- [WHAT THE TASK REQUIRES]
Take each line containing "Expected" and report it exactly as written.

- [DATA TO PROCESS]
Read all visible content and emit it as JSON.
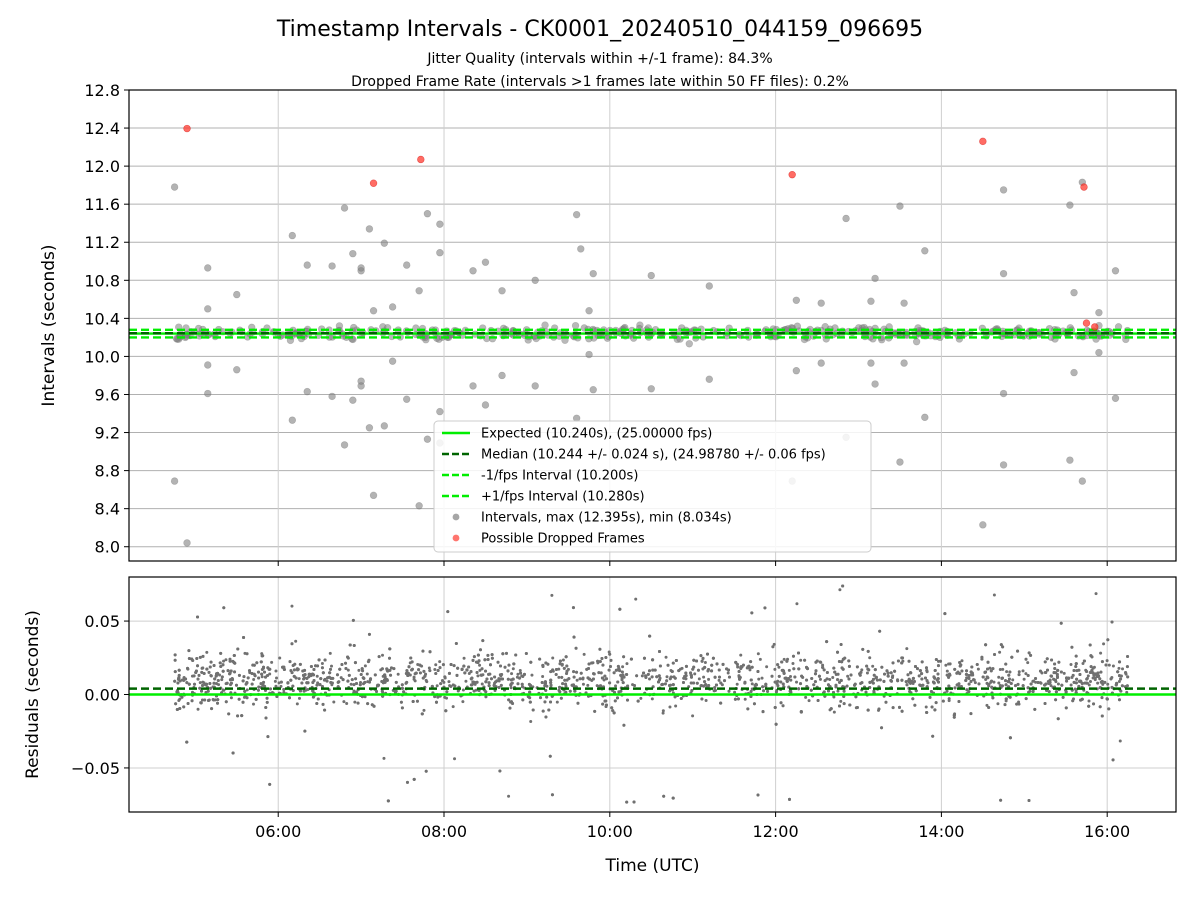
{
  "header": {
    "title": "Timestamp Intervals - CK0001_20240510_044159_096695",
    "subtitle1": "Jitter Quality (intervals within +/-1 frame): 84.3%",
    "subtitle2": "Dropped Frame Rate (intervals >1 frames late within 50 FF files): 0.2%"
  },
  "chart_data": [
    {
      "type": "scatter",
      "ylabel": "Intervals (seconds)",
      "xlabel": "",
      "xlim_hours": [
        4.2,
        16.83
      ],
      "ylim": [
        7.85,
        12.8
      ],
      "yticks": [
        8.0,
        8.4,
        8.8,
        9.2,
        9.6,
        10.0,
        10.4,
        10.8,
        11.2,
        11.6,
        12.0,
        12.4,
        12.8
      ],
      "ytick_labels": [
        "8.0",
        "8.4",
        "8.8",
        "9.2",
        "9.6",
        "10.0",
        "10.4",
        "10.8",
        "11.2",
        "11.6",
        "12.0",
        "12.4",
        "12.8"
      ],
      "grid": true,
      "legend_position": "lower-center",
      "lines": [
        {
          "name": "Expected (10.240s), (25.00000 fps)",
          "y": 10.24,
          "color": "#00ee00",
          "style": "solid"
        },
        {
          "name": "Median (10.244 +/- 0.024 s), (24.98780 +/- 0.06 fps)",
          "y": 10.244,
          "color": "#006400",
          "style": "dashed"
        },
        {
          "name": "-1/fps Interval (10.200s)",
          "y": 10.2,
          "color": "#00ee00",
          "style": "dashed"
        },
        {
          "name": "+1/fps Interval (10.280s)",
          "y": 10.28,
          "color": "#00ee00",
          "style": "dashed"
        }
      ],
      "series": [
        {
          "name": "Intervals, max (12.395s), min (8.034s)",
          "color": "#808080",
          "marker": "circle",
          "points": [
            [
              4.75,
              11.78
            ],
            [
              4.75,
              8.69
            ],
            [
              4.9,
              8.04
            ],
            [
              5.15,
              10.93
            ],
            [
              5.15,
              10.5
            ],
            [
              5.15,
              9.91
            ],
            [
              5.15,
              9.61
            ],
            [
              5.5,
              10.65
            ],
            [
              5.5,
              9.86
            ],
            [
              6.17,
              11.27
            ],
            [
              6.17,
              9.33
            ],
            [
              6.35,
              10.96
            ],
            [
              6.35,
              9.63
            ],
            [
              6.65,
              10.95
            ],
            [
              6.65,
              9.58
            ],
            [
              6.8,
              11.56
            ],
            [
              6.8,
              9.07
            ],
            [
              6.9,
              11.08
            ],
            [
              6.9,
              9.54
            ],
            [
              7.0,
              10.9
            ],
            [
              7.0,
              10.93
            ],
            [
              7.0,
              9.74
            ],
            [
              7.0,
              9.69
            ],
            [
              7.1,
              11.34
            ],
            [
              7.1,
              9.25
            ],
            [
              7.15,
              10.48
            ],
            [
              7.15,
              8.54
            ],
            [
              7.28,
              11.19
            ],
            [
              7.28,
              9.27
            ],
            [
              7.38,
              10.52
            ],
            [
              7.38,
              9.95
            ],
            [
              7.55,
              10.96
            ],
            [
              7.55,
              9.55
            ],
            [
              7.7,
              10.69
            ],
            [
              7.7,
              8.43
            ],
            [
              7.8,
              11.5
            ],
            [
              7.8,
              9.13
            ],
            [
              7.95,
              11.39
            ],
            [
              7.95,
              11.09
            ],
            [
              7.95,
              9.42
            ],
            [
              7.95,
              9.09
            ],
            [
              8.35,
              10.9
            ],
            [
              8.35,
              9.69
            ],
            [
              8.5,
              10.99
            ],
            [
              8.5,
              9.49
            ],
            [
              8.7,
              10.69
            ],
            [
              8.7,
              9.8
            ],
            [
              9.1,
              10.8
            ],
            [
              9.1,
              9.69
            ],
            [
              9.6,
              11.49
            ],
            [
              9.6,
              9.35
            ],
            [
              9.65,
              11.13
            ],
            [
              9.8,
              10.87
            ],
            [
              9.8,
              9.65
            ],
            [
              9.75,
              10.48
            ],
            [
              9.75,
              10.02
            ],
            [
              10.5,
              10.85
            ],
            [
              10.5,
              9.66
            ],
            [
              11.2,
              10.74
            ],
            [
              11.2,
              9.76
            ],
            [
              12.25,
              10.59
            ],
            [
              12.25,
              9.85
            ],
            [
              12.2,
              8.69
            ],
            [
              12.55,
              10.56
            ],
            [
              12.55,
              9.93
            ],
            [
              12.85,
              11.45
            ],
            [
              12.85,
              9.15
            ],
            [
              13.2,
              10.82
            ],
            [
              13.2,
              9.71
            ],
            [
              13.15,
              10.58
            ],
            [
              13.15,
              9.93
            ],
            [
              13.5,
              11.58
            ],
            [
              13.5,
              8.89
            ],
            [
              13.55,
              10.56
            ],
            [
              13.55,
              9.93
            ],
            [
              13.8,
              11.11
            ],
            [
              13.8,
              9.36
            ],
            [
              14.5,
              8.23
            ],
            [
              14.75,
              11.75
            ],
            [
              14.75,
              10.87
            ],
            [
              14.75,
              9.61
            ],
            [
              14.75,
              8.86
            ],
            [
              15.55,
              11.59
            ],
            [
              15.55,
              8.91
            ],
            [
              15.6,
              10.67
            ],
            [
              15.6,
              9.83
            ],
            [
              15.7,
              11.83
            ],
            [
              15.7,
              8.69
            ],
            [
              15.9,
              10.46
            ],
            [
              15.9,
              10.04
            ],
            [
              16.1,
              10.9
            ],
            [
              16.1,
              9.56
            ]
          ],
          "band": {
            "x_range": [
              4.75,
              16.25
            ],
            "y_center": 10.244,
            "y_spread": 0.14
          }
        },
        {
          "name": "Possible Dropped Frames",
          "color": "#ff3b30",
          "marker": "circle",
          "points": [
            [
              4.9,
              12.395
            ],
            [
              7.15,
              11.82
            ],
            [
              7.72,
              12.07
            ],
            [
              12.2,
              11.91
            ],
            [
              14.5,
              12.26
            ],
            [
              15.72,
              11.78
            ],
            [
              15.75,
              10.35
            ],
            [
              15.85,
              10.31
            ]
          ]
        }
      ],
      "legend": [
        "Expected (10.240s), (25.00000 fps)",
        "Median (10.244 +/- 0.024 s), (24.98780 +/- 0.06 fps)",
        "-1/fps Interval (10.200s)",
        "+1/fps Interval (10.280s)",
        "Intervals, max (12.395s), min (8.034s)",
        "Possible Dropped Frames"
      ]
    },
    {
      "type": "scatter",
      "ylabel": "Residuals (seconds)",
      "xlabel": "Time (UTC)",
      "xlim_hours": [
        4.2,
        16.83
      ],
      "ylim": [
        -0.08,
        0.08
      ],
      "yticks": [
        -0.05,
        0.0,
        0.05
      ],
      "ytick_labels": [
        "−0.05",
        "0.00",
        "0.05"
      ],
      "xticks_hours": [
        6,
        8,
        10,
        12,
        14,
        16
      ],
      "xtick_labels": [
        "06:00",
        "08:00",
        "10:00",
        "12:00",
        "14:00",
        "16:00"
      ],
      "grid": true,
      "lines": [
        {
          "name": "Expected",
          "y": 0.0,
          "color": "#00ee00",
          "style": "solid"
        },
        {
          "name": "Median",
          "y": 0.004,
          "color": "#006400",
          "style": "dashed"
        }
      ],
      "series": [
        {
          "name": "Residuals",
          "color": "#707070",
          "marker": "dot",
          "band": {
            "x_range": [
              4.75,
              16.25
            ],
            "y_center": 0.01,
            "y_spread": 0.045
          }
        }
      ]
    }
  ]
}
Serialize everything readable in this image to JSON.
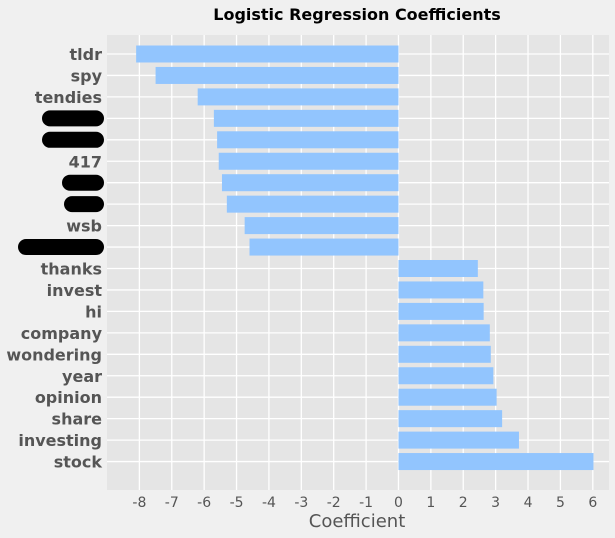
{
  "chart_data": {
    "type": "bar",
    "orientation": "horizontal",
    "title": "Logistic Regression Coefficients",
    "xlabel": "Coefficient",
    "ylabel": "",
    "xlim": [
      -9,
      6.5
    ],
    "xticks": [
      -8,
      -7,
      -6,
      -5,
      -4,
      -3,
      -2,
      -1,
      0,
      1,
      2,
      3,
      4,
      5,
      6
    ],
    "bar_color": "#92c5fe",
    "plot_background": "#e5e5e5",
    "grid": true,
    "categories": [
      "tldr",
      "spy",
      "tendies",
      "",
      "",
      "417",
      "",
      "",
      "wsb",
      "",
      "thanks",
      "invest",
      "hi",
      "company",
      "wondering",
      "year",
      "opinion",
      "share",
      "investing",
      "stock"
    ],
    "redacted": [
      false,
      false,
      false,
      true,
      true,
      false,
      true,
      true,
      false,
      true,
      false,
      false,
      false,
      false,
      false,
      false,
      false,
      false,
      false,
      false
    ],
    "values": [
      -8.1,
      -7.5,
      -6.2,
      -5.7,
      -5.6,
      -5.55,
      -5.45,
      -5.3,
      -4.75,
      -4.6,
      2.45,
      2.62,
      2.63,
      2.82,
      2.85,
      2.93,
      3.03,
      3.2,
      3.72,
      6.02
    ]
  }
}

- [SOLUTION FOR THIS EXERCISE]
          "name": "Expected (10.240s), (25.00000 fps)",
        "Expected (10.240s), (25.00000 fps)",
          "name": "Expected",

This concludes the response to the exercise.